### INSTRUCTIONS FOR THE TASK
Without including any pictures, write out the listing below exactly.

Stored data
- - - - - - -

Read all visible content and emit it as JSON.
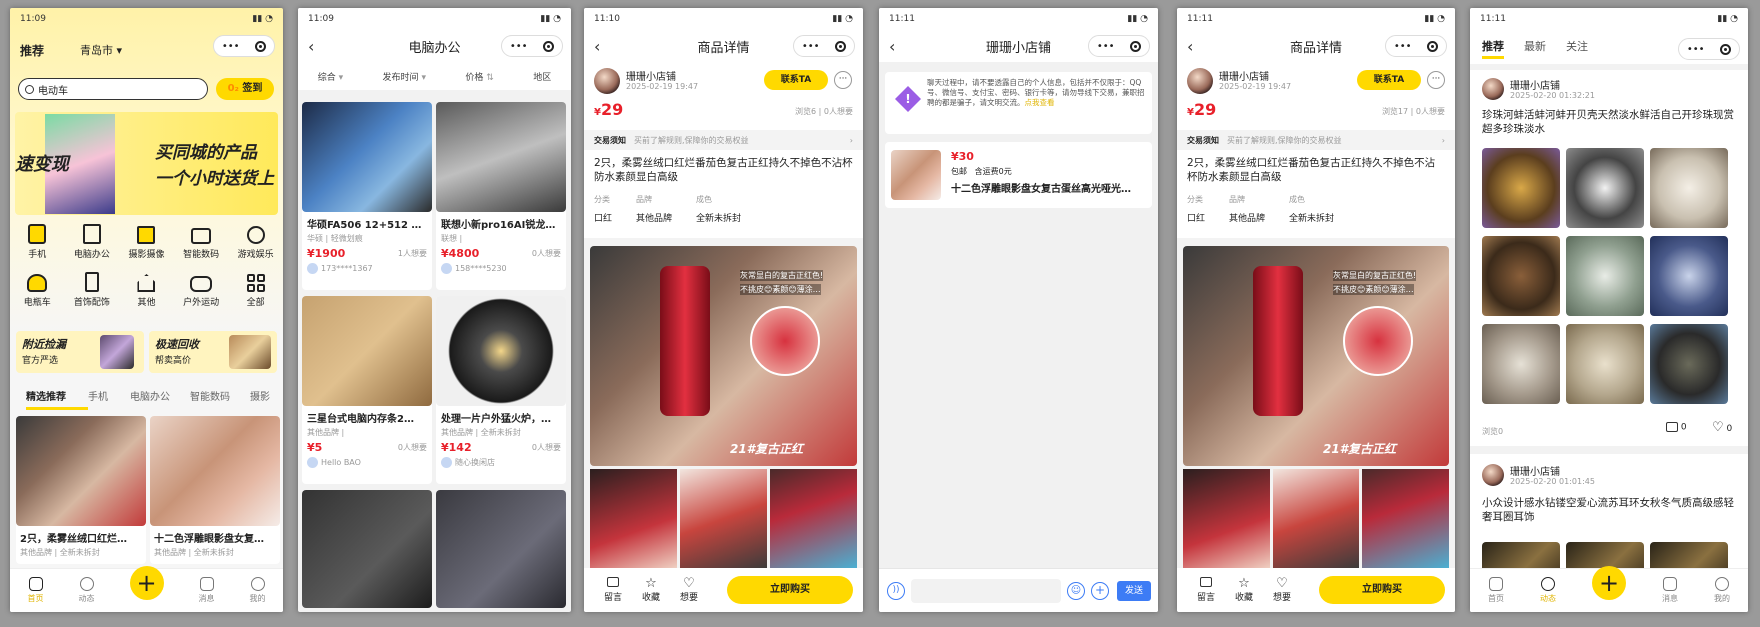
{
  "colors": {
    "accent": "#ffd900",
    "price": "#e8202a",
    "send": "#3d7cf5"
  },
  "s1": {
    "status_time": "11:09",
    "title": "推荐",
    "city": "青岛市",
    "search_value": "电动车",
    "checkin": "签到",
    "banner_left": "速变现",
    "banner_title1": "买同城的产品",
    "banner_title2": "一个小时送货上",
    "cats": [
      "手机",
      "电脑办公",
      "摄影摄像",
      "智能数码",
      "游戏娱乐",
      "电瓶车",
      "首饰配饰",
      "其他",
      "户外运动",
      "全部"
    ],
    "promo1_title": "附近捡漏",
    "promo1_sub": "官方严选",
    "promo2_title": "极速回收",
    "promo2_sub": "帮卖高价",
    "tabs": [
      "精选推荐",
      "手机",
      "电脑办公",
      "智能数码",
      "摄影"
    ],
    "item1_title": "2只，柔雾丝绒口红烂…",
    "item1_meta": "其他品牌 | 全新未拆封",
    "item2_title": "十二色浮雕眼影盘女复…",
    "item2_meta": "其他品牌 | 全新未拆封",
    "tabbar": [
      "首页",
      "动态",
      "消息",
      "我的"
    ]
  },
  "s2": {
    "status_time": "11:09",
    "title": "电脑办公",
    "filters": [
      "综合",
      "发布时间",
      "价格",
      "地区"
    ],
    "items": [
      {
        "title": "华硕FA506 12+512 …",
        "meta": "华硕 | 轻微划痕",
        "price": "¥1900",
        "want": "1人想要",
        "user": "173****1367"
      },
      {
        "title": "联想小新pro16AI锐龙…",
        "meta": "联想 |",
        "price": "¥4800",
        "want": "0人想要",
        "user": "158****5230"
      },
      {
        "title": "三星台式电脑内存条2…",
        "meta": "其他品牌 |",
        "price": "¥5",
        "want": "0人想要",
        "user": "Hello BAO"
      },
      {
        "title": "处理一片户外猛火炉，…",
        "meta": "其他品牌 | 全新未拆封",
        "price": "¥142",
        "want": "0人想要",
        "user": "随心换闲店"
      }
    ]
  },
  "detail_a": {
    "status_time": "11:10",
    "title": "商品详情",
    "shop": "珊珊小店铺",
    "date": "2025-02-19 19:47",
    "contact": "联系TA",
    "price_symbol": "¥",
    "price": "29",
    "views": "浏览6 | 0人想要",
    "notice_label": "交易须知",
    "notice_text": "买前了解规则,保障你的交易权益",
    "desc": "2只，柔雾丝绒口红烂番茄色复古正红持久不掉色不沾杯防水素颜显白高级",
    "attr_keys": [
      "分类",
      "品牌",
      "成色"
    ],
    "attr_vals": [
      "口红",
      "其他品牌",
      "全新未拆封"
    ],
    "img_text1": "灰常显白的复古正红色!",
    "img_text2": "不挑皮😊素颜😊薄涂…",
    "img_text3": "21#复古正红",
    "actions": [
      "留言",
      "收藏",
      "想要"
    ],
    "buy": "立即购买"
  },
  "s4": {
    "status_time": "11:11",
    "title": "珊珊小店铺",
    "warning": "聊天过程中，请不要透露自己的个人信息，包括并不仅限于：QQ号、微信号、支付宝、密码、银行卡等，请勿导线下交易，兼职招聘的都是骗子，请文明交流。",
    "warning_link": "点我查看",
    "price": "¥30",
    "shipping": "包邮",
    "shipping_fee": "含运费0元",
    "item_title": "十二色浮雕眼影盘女复古蛋丝高光哑光…",
    "send": "发送"
  },
  "detail_b": {
    "status_time": "11:11",
    "views": "浏览17 | 0人想要"
  },
  "s6": {
    "status_time": "11:11",
    "tabs": [
      "推荐",
      "最新",
      "关注"
    ],
    "post1_user": "珊珊小店铺",
    "post1_date": "2025-02-20 01:32:21",
    "post1_text": "珍珠河蚌活蚌河蚌开贝壳天然淡水鲜活自己开珍珠现赏超多珍珠淡水",
    "post1_views": "浏览0",
    "post1_comments": "0",
    "post1_likes": "0",
    "post2_user": "珊珊小店铺",
    "post2_date": "2025-02-20 01:01:45",
    "post2_text": "小众设计感水钻镂空爱心流苏耳环女秋冬气质高级感轻奢耳圈耳饰",
    "tabbar": [
      "首页",
      "动态",
      "消息",
      "我的"
    ]
  }
}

- - - - - - -

### RESPONSE TO THIS TASK
Read all visible content and emit it as JSON.
{
  "colors": {
    "accent": "#ffd900",
    "price": "#e8202a",
    "send": "#3d7cf5"
  },
  "s1": {
    "status_time": "11:09",
    "title": "推荐",
    "city": "青岛市",
    "search_value": "电动车",
    "checkin": "签到",
    "banner_left": "速变现",
    "banner_title1": "买同城的产品",
    "banner_title2": "一个小时送货上",
    "cats": [
      "手机",
      "电脑办公",
      "摄影摄像",
      "智能数码",
      "游戏娱乐",
      "电瓶车",
      "首饰配饰",
      "其他",
      "户外运动",
      "全部"
    ],
    "promo1_title": "附近捡漏",
    "promo1_sub": "官方严选",
    "promo2_title": "极速回收",
    "promo2_sub": "帮卖高价",
    "tabs": [
      "精选推荐",
      "手机",
      "电脑办公",
      "智能数码",
      "摄影"
    ],
    "item1_title": "2只，柔雾丝绒口红烂…",
    "item1_meta": "其他品牌 | 全新未拆封",
    "item2_title": "十二色浮雕眼影盘女复…",
    "item2_meta": "其他品牌 | 全新未拆封",
    "tabbar": [
      "首页",
      "动态",
      "消息",
      "我的"
    ]
  },
  "s2": {
    "status_time": "11:09",
    "title": "电脑办公",
    "filters": [
      "综合",
      "发布时间",
      "价格",
      "地区"
    ],
    "items": [
      {
        "title": "华硕FA506 12+512 …",
        "meta": "华硕 | 轻微划痕",
        "price": "¥1900",
        "want": "1人想要",
        "user": "173****1367"
      },
      {
        "title": "联想小新pro16AI锐龙…",
        "meta": "联想 |",
        "price": "¥4800",
        "want": "0人想要",
        "user": "158****5230"
      },
      {
        "title": "三星台式电脑内存条2…",
        "meta": "其他品牌 |",
        "price": "¥5",
        "want": "0人想要",
        "user": "Hello BAO"
      },
      {
        "title": "处理一片户外猛火炉，…",
        "meta": "其他品牌 | 全新未拆封",
        "price": "¥142",
        "want": "0人想要",
        "user": "随心换闲店"
      }
    ]
  },
  "detail_a": {
    "status_time": "11:10",
    "title": "商品详情",
    "shop": "珊珊小店铺",
    "date": "2025-02-19 19:47",
    "contact": "联系TA",
    "price_symbol": "¥",
    "price": "29",
    "views": "浏览6 | 0人想要",
    "notice_label": "交易须知",
    "notice_text": "买前了解规则,保障你的交易权益",
    "desc": "2只，柔雾丝绒口红烂番茄色复古正红持久不掉色不沾杯防水素颜显白高级",
    "attr_keys": [
      "分类",
      "品牌",
      "成色"
    ],
    "attr_vals": [
      "口红",
      "其他品牌",
      "全新未拆封"
    ],
    "img_text1": "灰常显白的复古正红色!",
    "img_text2": "不挑皮😊素颜😊薄涂…",
    "img_text3": "21#复古正红",
    "actions": [
      "留言",
      "收藏",
      "想要"
    ],
    "buy": "立即购买"
  },
  "s4": {
    "status_time": "11:11",
    "title": "珊珊小店铺",
    "warning": "聊天过程中，请不要透露自己的个人信息，包括并不仅限于：QQ号、微信号、支付宝、密码、银行卡等，请勿导线下交易，兼职招聘的都是骗子，请文明交流。",
    "warning_link": "点我查看",
    "price": "¥30",
    "shipping": "包邮",
    "shipping_fee": "含运费0元",
    "item_title": "十二色浮雕眼影盘女复古蛋丝高光哑光…",
    "send": "发送"
  },
  "detail_b": {
    "status_time": "11:11",
    "views": "浏览17 | 0人想要"
  },
  "s6": {
    "status_time": "11:11",
    "tabs": [
      "推荐",
      "最新",
      "关注"
    ],
    "post1_user": "珊珊小店铺",
    "post1_date": "2025-02-20 01:32:21",
    "post1_text": "珍珠河蚌活蚌河蚌开贝壳天然淡水鲜活自己开珍珠现赏超多珍珠淡水",
    "post1_views": "浏览0",
    "post1_comments": "0",
    "post1_likes": "0",
    "post2_user": "珊珊小店铺",
    "post2_date": "2025-02-20 01:01:45",
    "post2_text": "小众设计感水钻镂空爱心流苏耳环女秋冬气质高级感轻奢耳圈耳饰",
    "tabbar": [
      "首页",
      "动态",
      "消息",
      "我的"
    ]
  }
}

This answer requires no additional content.